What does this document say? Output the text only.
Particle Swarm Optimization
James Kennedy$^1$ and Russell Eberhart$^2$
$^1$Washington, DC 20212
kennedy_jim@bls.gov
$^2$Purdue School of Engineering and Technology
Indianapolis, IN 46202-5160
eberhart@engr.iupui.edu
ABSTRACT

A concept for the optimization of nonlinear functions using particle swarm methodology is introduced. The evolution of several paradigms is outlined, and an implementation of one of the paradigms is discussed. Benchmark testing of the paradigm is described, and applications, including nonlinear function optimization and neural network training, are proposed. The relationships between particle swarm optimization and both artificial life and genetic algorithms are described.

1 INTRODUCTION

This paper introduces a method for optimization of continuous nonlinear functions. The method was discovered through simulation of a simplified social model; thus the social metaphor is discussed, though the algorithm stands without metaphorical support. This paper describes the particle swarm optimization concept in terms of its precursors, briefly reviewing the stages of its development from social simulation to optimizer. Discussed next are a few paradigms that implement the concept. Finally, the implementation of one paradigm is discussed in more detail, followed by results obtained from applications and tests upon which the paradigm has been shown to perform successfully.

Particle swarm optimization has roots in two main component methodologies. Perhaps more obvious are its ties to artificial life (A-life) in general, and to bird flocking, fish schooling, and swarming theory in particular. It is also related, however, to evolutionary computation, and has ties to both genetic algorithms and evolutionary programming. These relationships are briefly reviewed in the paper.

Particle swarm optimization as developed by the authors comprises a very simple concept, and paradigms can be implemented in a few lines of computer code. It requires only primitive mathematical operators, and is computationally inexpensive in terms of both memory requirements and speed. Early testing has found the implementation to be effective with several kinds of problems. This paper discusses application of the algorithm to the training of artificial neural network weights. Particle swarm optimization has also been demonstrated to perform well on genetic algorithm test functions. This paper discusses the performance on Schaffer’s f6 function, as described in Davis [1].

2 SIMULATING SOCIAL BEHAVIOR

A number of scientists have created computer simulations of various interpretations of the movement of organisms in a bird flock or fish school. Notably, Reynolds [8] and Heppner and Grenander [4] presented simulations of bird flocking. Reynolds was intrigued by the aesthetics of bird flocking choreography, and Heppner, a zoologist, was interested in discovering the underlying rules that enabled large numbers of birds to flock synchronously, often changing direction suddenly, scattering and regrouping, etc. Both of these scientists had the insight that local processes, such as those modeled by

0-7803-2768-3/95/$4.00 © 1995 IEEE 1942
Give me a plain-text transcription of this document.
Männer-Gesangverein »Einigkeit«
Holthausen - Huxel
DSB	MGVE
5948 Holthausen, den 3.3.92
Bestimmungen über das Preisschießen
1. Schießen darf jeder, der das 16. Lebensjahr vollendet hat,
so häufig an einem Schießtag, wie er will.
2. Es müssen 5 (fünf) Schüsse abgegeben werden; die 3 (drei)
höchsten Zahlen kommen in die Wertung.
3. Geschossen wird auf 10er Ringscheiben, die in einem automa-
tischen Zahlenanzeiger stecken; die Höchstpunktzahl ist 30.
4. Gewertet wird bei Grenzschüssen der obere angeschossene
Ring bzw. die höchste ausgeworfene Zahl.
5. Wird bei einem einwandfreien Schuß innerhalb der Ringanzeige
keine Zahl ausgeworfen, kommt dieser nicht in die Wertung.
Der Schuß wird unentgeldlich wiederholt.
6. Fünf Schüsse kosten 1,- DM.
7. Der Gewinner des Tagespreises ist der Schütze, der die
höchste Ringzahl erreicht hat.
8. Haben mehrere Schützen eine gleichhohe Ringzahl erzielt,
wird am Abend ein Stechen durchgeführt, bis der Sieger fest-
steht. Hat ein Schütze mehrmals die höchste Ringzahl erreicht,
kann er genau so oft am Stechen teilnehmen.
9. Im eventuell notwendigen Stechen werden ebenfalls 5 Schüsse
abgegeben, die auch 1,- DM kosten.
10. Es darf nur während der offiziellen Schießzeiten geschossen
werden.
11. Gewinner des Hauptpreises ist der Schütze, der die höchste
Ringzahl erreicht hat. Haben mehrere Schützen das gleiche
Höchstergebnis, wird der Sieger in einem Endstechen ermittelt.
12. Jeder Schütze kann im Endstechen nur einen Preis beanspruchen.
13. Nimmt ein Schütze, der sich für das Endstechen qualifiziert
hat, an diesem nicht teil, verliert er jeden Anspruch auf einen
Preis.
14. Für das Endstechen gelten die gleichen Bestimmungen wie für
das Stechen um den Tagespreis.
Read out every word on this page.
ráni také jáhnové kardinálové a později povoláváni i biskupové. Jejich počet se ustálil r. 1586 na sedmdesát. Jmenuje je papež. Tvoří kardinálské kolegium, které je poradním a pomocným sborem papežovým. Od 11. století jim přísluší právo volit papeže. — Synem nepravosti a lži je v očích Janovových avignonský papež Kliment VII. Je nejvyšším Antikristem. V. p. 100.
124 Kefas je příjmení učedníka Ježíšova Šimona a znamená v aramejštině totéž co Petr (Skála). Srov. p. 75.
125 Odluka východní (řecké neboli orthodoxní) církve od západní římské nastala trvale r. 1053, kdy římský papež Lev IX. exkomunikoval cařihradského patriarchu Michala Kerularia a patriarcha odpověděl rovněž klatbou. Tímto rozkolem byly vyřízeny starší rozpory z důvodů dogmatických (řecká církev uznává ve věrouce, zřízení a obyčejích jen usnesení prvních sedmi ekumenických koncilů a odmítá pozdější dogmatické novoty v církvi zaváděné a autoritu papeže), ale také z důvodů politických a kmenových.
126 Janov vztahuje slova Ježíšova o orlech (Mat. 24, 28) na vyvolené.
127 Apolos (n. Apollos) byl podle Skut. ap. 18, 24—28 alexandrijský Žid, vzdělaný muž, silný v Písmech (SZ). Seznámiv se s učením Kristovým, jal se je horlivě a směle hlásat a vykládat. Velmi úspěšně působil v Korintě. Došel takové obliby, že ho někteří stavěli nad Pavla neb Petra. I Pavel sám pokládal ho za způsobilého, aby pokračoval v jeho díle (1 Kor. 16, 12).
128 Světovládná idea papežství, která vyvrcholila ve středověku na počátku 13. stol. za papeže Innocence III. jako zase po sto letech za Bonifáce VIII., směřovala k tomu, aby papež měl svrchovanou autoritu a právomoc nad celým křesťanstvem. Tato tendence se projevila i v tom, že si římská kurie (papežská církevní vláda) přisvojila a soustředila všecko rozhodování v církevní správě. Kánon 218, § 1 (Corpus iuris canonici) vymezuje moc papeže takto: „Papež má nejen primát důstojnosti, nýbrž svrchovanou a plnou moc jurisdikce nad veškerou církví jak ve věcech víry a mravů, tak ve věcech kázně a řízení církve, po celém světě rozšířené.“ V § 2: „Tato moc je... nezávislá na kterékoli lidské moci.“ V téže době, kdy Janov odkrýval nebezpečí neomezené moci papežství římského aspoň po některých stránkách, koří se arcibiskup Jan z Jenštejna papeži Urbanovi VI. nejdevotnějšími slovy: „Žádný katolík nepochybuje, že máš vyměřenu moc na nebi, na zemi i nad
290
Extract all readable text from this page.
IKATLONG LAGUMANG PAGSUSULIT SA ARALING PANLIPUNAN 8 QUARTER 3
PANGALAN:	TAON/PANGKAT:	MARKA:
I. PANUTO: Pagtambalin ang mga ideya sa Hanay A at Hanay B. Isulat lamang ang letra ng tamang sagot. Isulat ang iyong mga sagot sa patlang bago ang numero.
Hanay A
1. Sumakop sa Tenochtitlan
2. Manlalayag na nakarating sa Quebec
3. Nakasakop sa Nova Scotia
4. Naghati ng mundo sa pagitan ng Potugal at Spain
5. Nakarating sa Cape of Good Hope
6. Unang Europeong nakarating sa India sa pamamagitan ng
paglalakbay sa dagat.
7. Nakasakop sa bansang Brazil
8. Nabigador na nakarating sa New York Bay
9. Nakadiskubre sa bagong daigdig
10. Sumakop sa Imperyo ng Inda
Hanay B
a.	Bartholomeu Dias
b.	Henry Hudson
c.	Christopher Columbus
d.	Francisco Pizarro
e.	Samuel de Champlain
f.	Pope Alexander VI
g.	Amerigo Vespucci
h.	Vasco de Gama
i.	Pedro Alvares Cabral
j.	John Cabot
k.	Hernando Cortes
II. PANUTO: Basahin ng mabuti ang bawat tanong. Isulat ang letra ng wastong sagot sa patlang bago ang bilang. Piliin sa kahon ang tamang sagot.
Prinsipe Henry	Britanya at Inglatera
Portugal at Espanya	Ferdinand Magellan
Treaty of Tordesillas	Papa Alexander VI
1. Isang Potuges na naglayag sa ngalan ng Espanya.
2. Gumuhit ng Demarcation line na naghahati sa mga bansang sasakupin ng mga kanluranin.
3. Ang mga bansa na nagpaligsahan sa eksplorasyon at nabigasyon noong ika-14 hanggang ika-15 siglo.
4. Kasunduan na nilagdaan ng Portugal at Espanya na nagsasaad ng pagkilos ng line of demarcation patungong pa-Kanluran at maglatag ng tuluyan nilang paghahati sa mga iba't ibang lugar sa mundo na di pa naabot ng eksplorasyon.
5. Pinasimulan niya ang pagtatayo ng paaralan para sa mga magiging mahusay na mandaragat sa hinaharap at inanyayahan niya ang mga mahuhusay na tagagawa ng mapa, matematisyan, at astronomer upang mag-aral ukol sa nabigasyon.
__________
[Stated exercise] State how many lines of the records above contain "letra", with no words besides the number.

[Task solution] 2